- _YOUR TASK_: Show all lines holding "this".

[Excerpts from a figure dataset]
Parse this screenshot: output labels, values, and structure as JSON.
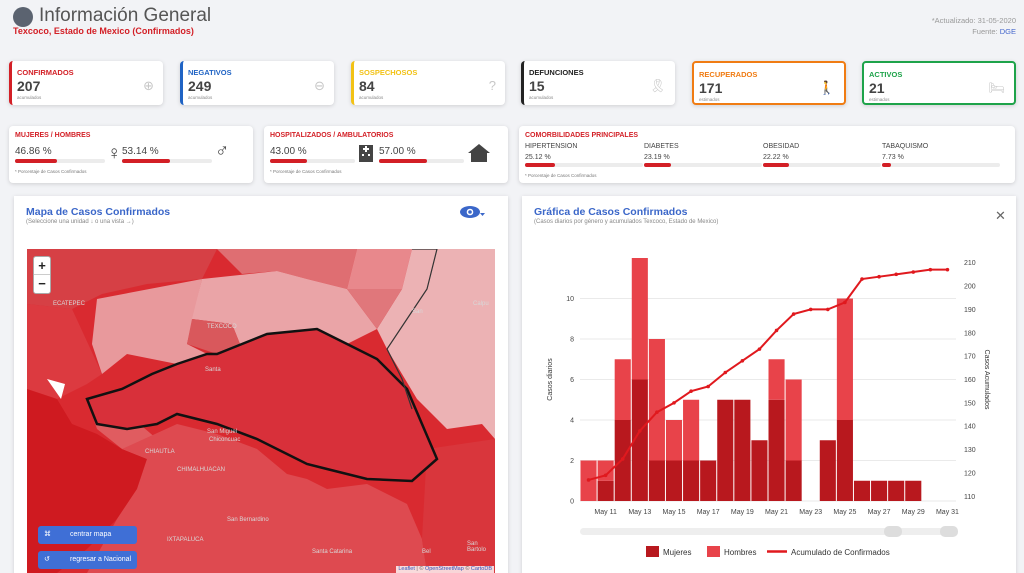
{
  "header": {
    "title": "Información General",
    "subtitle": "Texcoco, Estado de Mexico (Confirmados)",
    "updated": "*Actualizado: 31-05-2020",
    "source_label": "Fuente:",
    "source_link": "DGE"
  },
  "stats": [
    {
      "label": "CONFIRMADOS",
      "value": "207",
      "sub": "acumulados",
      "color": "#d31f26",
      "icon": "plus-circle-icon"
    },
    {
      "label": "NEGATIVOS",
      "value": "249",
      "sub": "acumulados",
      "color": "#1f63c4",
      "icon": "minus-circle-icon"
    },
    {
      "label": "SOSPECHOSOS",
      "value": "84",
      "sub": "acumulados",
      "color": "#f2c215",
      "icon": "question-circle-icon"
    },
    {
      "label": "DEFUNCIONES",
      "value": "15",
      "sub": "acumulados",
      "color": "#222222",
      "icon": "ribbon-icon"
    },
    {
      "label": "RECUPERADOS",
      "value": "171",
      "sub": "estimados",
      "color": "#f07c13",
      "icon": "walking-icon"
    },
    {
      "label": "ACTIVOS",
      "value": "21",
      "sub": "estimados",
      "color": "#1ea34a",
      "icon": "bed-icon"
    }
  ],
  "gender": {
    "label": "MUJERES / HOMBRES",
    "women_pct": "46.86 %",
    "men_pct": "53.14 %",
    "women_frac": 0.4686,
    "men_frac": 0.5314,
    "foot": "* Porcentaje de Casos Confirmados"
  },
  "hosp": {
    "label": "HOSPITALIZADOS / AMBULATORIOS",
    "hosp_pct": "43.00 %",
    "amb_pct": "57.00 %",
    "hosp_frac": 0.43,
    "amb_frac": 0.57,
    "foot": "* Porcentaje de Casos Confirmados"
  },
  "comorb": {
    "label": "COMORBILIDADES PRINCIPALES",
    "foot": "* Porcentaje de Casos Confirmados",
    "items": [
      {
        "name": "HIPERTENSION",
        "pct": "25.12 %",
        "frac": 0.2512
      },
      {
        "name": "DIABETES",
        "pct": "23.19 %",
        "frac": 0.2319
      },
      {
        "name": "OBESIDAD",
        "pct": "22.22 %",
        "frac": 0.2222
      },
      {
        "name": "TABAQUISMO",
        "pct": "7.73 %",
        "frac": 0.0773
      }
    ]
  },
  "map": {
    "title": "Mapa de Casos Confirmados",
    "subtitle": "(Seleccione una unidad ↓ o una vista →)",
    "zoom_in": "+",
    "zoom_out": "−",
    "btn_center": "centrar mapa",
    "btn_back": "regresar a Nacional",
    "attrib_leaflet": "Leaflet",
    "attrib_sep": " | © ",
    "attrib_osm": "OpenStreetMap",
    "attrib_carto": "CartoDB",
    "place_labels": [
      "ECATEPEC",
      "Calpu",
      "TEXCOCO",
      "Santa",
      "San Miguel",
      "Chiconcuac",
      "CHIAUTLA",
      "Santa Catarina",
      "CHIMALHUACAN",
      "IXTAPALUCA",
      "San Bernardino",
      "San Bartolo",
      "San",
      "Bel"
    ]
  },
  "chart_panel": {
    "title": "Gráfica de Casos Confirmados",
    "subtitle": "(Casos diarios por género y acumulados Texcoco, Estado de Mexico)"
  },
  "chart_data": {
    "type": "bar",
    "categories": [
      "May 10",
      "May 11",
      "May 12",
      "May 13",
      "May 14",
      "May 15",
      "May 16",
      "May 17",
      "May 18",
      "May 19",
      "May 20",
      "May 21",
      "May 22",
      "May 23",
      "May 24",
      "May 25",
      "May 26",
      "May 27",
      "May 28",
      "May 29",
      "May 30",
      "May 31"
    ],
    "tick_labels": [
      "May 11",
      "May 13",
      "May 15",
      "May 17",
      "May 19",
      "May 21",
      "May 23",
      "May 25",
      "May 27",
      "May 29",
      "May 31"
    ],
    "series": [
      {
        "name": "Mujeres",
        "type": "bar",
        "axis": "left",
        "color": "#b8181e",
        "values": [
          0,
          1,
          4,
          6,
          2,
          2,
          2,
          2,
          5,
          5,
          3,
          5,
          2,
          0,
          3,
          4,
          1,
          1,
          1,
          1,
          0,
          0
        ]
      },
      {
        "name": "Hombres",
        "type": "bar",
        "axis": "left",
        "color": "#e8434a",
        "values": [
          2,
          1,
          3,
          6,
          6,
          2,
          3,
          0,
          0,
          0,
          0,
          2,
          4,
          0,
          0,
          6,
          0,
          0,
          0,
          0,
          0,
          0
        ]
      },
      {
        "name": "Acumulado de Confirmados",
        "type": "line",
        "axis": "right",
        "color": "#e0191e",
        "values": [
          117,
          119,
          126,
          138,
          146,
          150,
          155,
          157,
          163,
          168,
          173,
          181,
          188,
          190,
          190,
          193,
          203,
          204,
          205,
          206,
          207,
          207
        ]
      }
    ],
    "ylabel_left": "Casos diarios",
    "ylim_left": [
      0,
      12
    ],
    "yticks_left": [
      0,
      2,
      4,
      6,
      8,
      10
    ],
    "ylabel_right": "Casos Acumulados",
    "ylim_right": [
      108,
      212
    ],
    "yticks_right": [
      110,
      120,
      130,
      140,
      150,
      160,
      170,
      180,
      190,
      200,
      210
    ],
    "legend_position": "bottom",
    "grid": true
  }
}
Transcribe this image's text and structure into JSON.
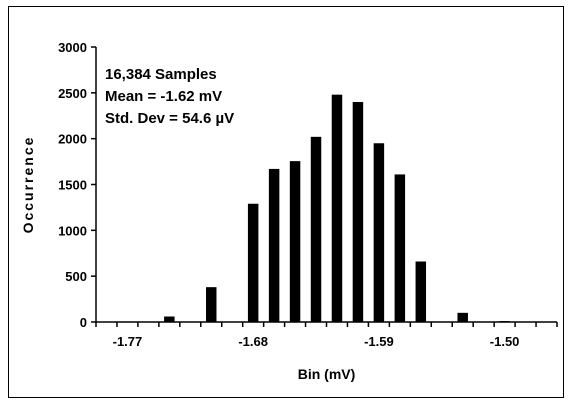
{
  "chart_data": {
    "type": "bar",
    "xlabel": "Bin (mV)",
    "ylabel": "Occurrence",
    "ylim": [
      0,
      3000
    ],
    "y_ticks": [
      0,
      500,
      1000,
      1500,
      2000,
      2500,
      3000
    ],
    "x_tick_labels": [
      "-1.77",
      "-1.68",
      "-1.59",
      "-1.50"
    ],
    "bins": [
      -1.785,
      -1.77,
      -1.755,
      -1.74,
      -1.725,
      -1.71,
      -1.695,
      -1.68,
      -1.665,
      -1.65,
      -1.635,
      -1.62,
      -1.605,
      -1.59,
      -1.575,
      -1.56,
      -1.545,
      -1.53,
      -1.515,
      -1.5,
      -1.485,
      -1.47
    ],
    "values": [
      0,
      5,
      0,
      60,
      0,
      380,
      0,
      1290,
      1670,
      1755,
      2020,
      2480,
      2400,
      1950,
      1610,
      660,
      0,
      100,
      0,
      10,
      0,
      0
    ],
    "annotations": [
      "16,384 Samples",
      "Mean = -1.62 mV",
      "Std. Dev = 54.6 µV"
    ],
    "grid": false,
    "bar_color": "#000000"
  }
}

==

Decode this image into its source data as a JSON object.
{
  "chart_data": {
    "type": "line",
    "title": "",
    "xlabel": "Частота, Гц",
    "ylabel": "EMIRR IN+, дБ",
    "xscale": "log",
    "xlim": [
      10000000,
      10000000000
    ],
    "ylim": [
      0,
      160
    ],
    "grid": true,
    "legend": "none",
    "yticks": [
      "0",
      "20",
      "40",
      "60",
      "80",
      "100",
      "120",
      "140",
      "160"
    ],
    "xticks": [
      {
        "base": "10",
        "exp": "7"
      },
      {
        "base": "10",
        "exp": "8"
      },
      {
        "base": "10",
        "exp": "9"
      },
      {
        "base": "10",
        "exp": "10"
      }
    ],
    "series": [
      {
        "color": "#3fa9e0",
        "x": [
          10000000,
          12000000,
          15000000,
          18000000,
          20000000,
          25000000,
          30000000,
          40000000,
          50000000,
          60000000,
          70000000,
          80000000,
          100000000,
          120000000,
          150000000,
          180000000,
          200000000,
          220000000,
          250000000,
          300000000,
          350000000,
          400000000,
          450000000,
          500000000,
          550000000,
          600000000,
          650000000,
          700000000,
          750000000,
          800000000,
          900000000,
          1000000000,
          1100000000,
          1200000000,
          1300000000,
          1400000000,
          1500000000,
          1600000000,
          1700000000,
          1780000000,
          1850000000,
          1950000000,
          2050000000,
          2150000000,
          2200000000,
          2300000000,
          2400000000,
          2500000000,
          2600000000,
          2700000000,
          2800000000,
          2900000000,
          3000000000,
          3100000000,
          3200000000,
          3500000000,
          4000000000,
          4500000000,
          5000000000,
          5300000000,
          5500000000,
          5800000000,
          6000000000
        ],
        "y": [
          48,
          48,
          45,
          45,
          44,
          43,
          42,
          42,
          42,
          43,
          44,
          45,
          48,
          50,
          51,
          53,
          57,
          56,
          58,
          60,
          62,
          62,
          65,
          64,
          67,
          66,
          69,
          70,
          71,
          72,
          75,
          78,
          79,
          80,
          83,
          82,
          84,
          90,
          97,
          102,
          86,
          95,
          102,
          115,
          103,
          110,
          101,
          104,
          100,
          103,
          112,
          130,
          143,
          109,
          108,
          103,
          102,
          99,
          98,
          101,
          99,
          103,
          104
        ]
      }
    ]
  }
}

- _CORRECT RESULT_:
Parse this screenshot: output labels, values, and structure as JSON.
Transcribe this image's text and structure into JSON.
Decode this image into its source data as a JSON object.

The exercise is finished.